__Your goal__
Search the material for the word "JSON" and copy each line that holds it.

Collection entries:
* * *

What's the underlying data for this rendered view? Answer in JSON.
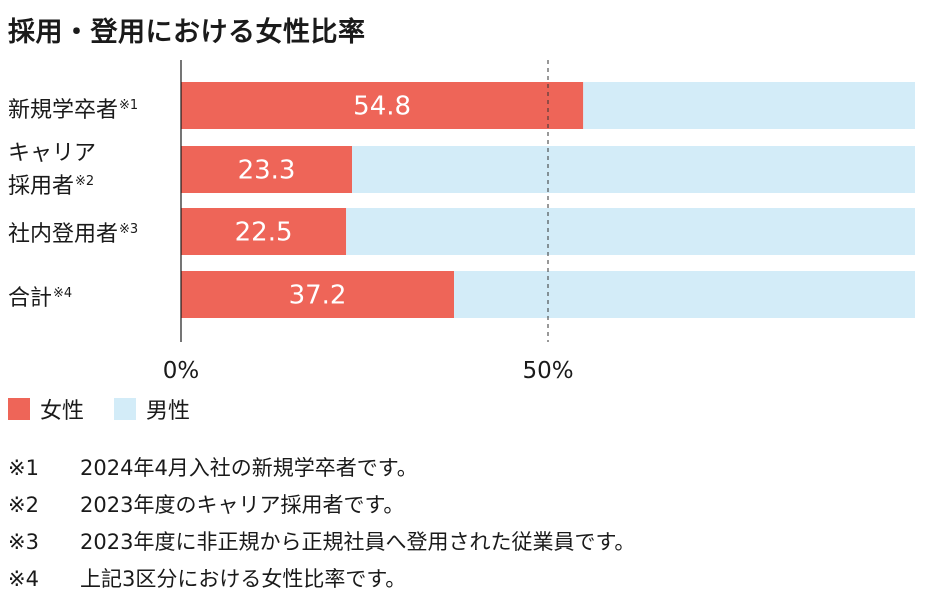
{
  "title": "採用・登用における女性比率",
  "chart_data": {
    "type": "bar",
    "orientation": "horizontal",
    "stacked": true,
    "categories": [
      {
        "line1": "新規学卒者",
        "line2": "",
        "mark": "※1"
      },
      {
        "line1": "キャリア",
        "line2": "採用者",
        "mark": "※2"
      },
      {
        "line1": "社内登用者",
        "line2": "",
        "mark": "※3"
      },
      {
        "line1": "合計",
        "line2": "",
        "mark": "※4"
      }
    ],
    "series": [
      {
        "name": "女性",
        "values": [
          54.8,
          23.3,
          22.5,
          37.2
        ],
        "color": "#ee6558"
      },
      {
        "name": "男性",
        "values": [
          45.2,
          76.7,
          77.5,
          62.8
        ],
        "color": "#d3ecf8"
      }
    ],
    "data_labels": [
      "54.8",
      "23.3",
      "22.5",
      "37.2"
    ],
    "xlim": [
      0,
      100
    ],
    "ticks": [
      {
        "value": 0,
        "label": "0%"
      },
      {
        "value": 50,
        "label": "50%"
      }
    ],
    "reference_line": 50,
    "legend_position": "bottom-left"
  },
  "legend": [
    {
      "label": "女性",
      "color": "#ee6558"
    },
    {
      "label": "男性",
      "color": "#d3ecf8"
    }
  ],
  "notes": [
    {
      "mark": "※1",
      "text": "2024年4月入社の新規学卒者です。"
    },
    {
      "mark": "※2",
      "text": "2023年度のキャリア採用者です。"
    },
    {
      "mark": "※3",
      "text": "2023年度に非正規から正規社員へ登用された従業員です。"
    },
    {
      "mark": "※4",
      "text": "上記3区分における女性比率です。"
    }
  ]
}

* * *

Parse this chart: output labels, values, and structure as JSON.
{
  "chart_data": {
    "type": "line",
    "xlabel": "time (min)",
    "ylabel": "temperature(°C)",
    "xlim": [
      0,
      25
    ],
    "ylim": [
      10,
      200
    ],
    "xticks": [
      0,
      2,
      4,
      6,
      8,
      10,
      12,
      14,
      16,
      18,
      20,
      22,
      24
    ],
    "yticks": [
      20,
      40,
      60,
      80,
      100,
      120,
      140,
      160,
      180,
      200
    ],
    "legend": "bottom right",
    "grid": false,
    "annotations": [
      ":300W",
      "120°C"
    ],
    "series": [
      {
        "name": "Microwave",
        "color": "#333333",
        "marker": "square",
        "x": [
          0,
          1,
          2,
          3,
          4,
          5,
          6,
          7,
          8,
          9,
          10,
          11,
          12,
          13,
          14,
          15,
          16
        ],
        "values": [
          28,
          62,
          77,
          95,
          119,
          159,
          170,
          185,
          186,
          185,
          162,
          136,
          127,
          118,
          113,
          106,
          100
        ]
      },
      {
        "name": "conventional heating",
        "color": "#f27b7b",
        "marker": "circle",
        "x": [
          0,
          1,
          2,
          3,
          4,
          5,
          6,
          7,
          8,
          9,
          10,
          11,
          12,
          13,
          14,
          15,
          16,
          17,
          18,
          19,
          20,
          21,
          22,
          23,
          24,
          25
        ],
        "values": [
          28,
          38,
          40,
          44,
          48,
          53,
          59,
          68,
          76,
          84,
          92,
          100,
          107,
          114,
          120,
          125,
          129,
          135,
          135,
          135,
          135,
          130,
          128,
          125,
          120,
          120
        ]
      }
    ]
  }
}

* * *

__Output__
What's the underlying data for this rendered view? Answer in JSON.
Parse this chart: output labels, values, and structure as JSON.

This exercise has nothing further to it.